## TASK BRIEF
Copy out each line in the material below that has the word "sales".

[Entries taken from a collection]
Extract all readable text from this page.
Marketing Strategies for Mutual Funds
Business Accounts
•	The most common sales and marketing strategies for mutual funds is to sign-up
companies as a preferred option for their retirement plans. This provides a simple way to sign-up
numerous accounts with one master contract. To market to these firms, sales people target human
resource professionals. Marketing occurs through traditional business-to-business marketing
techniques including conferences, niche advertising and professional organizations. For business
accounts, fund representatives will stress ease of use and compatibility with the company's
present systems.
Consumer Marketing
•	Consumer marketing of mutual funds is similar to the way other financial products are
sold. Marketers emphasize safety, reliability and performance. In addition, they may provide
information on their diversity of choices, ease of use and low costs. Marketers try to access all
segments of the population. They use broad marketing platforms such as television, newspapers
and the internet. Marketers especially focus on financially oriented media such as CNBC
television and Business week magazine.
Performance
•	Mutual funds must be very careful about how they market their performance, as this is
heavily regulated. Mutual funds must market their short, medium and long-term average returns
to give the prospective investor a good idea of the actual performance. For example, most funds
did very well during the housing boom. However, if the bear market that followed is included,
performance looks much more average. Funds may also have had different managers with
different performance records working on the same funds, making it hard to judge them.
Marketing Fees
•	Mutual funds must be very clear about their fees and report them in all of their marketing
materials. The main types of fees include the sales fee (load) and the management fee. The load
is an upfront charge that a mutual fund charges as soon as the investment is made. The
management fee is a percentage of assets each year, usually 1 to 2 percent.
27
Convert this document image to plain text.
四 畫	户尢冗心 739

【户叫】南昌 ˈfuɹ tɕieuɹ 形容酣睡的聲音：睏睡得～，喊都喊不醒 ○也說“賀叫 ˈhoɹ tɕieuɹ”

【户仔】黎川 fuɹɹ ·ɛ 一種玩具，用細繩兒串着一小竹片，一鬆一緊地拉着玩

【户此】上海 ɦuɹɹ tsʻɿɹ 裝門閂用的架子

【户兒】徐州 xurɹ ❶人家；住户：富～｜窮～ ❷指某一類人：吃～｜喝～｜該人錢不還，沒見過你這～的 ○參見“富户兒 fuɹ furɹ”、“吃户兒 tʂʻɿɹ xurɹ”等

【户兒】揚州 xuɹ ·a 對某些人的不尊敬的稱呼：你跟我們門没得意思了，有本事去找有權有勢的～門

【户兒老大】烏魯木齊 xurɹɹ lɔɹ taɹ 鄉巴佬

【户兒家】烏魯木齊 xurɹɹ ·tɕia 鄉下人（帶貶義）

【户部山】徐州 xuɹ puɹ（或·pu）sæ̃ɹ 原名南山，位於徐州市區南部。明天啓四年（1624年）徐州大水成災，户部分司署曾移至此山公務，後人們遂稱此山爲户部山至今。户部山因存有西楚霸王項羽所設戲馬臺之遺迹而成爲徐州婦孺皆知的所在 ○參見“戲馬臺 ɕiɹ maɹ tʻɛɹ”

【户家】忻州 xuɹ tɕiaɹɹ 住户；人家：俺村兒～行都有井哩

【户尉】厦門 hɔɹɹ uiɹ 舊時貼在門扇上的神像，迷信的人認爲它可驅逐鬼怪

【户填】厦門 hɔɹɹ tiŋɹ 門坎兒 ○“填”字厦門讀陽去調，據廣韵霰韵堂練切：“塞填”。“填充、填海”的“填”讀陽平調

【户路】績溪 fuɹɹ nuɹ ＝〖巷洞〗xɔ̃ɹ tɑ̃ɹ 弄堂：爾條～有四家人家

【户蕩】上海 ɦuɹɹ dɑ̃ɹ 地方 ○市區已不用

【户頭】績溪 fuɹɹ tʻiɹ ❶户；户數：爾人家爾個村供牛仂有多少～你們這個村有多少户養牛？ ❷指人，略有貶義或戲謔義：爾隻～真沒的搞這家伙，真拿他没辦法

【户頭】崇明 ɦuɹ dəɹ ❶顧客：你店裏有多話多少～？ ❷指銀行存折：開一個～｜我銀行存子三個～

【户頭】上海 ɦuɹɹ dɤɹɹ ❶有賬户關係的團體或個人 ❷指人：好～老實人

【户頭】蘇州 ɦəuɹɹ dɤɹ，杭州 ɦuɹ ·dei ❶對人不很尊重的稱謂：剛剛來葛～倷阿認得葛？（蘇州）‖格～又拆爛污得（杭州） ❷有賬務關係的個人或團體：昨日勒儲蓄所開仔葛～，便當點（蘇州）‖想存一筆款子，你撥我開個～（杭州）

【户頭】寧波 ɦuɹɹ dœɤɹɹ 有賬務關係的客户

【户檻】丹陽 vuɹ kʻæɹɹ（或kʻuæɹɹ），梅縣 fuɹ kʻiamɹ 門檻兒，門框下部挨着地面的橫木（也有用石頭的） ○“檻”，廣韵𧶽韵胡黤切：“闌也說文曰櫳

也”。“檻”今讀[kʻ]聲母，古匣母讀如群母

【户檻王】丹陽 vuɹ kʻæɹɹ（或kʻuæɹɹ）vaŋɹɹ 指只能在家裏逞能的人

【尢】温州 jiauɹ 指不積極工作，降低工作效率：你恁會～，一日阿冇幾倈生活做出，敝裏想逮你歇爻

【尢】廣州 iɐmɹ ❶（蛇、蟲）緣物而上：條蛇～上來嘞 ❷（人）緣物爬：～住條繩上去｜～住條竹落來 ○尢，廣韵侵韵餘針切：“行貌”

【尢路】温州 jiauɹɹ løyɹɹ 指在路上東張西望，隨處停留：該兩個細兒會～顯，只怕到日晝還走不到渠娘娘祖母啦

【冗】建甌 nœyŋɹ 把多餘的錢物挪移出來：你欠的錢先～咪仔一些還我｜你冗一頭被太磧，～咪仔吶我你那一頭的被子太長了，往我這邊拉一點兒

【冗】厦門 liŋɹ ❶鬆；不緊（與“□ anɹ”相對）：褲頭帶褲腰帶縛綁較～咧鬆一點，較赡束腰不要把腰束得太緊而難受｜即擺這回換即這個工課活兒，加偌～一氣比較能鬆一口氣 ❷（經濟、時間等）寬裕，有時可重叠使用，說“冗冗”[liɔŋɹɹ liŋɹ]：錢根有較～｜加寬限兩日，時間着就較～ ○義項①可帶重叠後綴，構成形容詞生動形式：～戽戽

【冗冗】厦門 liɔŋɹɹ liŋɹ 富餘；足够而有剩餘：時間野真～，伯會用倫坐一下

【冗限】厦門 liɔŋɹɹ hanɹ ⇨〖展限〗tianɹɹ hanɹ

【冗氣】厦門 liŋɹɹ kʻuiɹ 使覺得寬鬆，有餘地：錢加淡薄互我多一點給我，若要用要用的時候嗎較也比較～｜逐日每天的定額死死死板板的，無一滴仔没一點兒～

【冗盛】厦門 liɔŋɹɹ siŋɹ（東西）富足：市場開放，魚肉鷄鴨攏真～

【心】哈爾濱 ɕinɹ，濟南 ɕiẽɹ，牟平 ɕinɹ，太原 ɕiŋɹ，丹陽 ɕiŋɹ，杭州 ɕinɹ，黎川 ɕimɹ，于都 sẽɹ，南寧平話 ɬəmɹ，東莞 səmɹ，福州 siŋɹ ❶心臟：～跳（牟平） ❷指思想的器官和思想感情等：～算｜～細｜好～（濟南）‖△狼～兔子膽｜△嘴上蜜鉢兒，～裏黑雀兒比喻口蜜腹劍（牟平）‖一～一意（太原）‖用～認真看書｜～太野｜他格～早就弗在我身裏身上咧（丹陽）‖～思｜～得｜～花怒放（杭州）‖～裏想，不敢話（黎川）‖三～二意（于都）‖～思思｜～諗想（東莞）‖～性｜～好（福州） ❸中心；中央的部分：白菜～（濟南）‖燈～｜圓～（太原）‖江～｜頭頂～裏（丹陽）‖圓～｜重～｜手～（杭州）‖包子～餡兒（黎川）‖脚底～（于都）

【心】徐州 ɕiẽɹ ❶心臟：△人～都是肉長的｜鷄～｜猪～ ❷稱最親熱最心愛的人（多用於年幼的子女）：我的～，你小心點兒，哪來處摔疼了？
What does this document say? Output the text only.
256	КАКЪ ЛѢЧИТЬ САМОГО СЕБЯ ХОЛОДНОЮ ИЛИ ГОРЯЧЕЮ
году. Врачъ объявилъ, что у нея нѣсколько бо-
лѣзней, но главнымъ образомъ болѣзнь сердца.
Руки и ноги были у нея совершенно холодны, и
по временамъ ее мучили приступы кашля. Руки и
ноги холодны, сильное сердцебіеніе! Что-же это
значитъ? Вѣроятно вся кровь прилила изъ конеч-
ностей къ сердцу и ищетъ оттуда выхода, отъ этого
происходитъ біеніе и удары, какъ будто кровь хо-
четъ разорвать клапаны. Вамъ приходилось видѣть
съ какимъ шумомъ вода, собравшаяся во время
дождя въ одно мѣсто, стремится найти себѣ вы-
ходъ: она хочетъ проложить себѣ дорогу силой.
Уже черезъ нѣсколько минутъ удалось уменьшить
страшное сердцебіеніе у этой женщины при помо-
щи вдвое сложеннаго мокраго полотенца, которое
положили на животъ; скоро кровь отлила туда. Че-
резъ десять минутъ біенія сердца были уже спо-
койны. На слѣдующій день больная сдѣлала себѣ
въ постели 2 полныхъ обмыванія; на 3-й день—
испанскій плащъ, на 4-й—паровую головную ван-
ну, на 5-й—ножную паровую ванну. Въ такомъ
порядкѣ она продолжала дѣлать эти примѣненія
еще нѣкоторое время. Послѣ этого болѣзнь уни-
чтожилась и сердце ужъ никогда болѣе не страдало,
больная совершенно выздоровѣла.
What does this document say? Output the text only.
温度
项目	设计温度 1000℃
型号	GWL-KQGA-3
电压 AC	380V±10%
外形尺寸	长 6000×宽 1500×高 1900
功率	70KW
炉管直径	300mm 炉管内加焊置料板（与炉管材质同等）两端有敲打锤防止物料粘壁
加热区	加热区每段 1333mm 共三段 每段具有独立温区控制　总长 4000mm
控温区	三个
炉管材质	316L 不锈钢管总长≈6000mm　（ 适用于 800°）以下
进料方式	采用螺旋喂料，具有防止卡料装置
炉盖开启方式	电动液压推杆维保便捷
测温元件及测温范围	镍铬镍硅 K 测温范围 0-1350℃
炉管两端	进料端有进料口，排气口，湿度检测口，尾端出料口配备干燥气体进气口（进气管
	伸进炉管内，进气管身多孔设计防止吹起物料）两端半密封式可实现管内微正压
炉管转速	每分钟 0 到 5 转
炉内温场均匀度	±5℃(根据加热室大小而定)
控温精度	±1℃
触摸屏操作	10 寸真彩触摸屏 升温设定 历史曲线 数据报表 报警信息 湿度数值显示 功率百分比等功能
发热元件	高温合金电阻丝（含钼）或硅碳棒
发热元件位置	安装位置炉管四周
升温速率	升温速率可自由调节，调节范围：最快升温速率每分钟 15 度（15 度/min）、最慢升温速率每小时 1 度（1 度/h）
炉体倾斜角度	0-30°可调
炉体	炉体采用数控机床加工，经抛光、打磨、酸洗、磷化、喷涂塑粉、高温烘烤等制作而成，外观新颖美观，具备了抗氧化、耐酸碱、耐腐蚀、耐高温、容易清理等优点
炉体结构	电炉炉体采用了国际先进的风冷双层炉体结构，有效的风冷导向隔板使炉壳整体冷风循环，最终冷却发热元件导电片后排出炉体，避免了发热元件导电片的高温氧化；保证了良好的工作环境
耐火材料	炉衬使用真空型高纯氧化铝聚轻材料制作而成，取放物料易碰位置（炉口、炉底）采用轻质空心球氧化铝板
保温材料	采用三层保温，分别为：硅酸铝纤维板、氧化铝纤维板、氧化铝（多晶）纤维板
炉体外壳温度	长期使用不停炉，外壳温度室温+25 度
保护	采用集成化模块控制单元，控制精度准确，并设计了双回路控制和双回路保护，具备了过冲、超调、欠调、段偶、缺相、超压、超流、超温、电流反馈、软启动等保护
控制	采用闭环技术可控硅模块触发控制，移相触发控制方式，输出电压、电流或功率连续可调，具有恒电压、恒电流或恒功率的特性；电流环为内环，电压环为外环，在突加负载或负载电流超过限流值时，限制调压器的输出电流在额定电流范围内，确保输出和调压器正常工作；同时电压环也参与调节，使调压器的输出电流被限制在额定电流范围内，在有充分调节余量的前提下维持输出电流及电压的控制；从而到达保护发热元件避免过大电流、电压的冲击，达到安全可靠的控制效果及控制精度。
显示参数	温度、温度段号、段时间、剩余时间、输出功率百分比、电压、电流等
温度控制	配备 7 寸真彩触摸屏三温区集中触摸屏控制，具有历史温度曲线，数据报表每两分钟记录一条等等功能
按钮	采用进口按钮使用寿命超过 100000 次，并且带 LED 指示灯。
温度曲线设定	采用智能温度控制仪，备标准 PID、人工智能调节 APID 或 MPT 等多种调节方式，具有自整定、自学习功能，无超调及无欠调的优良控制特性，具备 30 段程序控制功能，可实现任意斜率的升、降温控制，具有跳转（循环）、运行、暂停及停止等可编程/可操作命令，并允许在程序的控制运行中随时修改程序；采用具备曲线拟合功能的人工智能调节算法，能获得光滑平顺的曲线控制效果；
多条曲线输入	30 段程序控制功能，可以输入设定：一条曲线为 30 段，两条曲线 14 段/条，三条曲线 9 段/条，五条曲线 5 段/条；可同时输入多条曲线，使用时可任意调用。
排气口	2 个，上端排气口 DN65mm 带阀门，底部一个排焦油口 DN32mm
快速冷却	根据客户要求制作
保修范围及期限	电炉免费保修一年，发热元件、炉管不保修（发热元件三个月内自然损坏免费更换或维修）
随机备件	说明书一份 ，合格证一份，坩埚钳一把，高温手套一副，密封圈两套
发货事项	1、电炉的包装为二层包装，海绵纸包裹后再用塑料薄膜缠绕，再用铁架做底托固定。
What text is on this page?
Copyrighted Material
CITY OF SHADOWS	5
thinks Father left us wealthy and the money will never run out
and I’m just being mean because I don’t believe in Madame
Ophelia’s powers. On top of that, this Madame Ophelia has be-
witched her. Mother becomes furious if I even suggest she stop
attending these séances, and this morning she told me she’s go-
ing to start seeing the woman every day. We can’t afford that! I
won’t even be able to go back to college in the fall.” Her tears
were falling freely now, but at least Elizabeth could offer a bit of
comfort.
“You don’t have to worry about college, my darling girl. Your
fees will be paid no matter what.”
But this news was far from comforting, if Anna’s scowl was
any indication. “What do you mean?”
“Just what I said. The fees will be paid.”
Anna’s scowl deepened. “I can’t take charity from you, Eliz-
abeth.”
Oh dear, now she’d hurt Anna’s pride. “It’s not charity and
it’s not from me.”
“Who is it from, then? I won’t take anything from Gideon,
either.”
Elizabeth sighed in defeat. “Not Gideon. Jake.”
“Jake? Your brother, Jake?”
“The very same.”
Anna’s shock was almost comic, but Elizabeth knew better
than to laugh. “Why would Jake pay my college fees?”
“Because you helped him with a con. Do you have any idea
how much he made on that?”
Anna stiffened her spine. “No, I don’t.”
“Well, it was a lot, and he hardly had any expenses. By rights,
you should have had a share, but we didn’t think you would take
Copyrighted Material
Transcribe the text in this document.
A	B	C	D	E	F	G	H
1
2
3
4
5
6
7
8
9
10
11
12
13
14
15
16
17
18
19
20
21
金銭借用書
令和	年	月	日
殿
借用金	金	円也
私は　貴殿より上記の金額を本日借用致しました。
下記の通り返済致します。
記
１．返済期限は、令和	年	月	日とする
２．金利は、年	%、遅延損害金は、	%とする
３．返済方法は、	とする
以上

## EXERCISE SOLUTION
•	The most common sales and marketing strategies for mutual funds is to sign-up
numerous accounts with one master contract. To market to these firms, sales people target human
materials. The main types of fees include the sales fee (load) and the management fee. The load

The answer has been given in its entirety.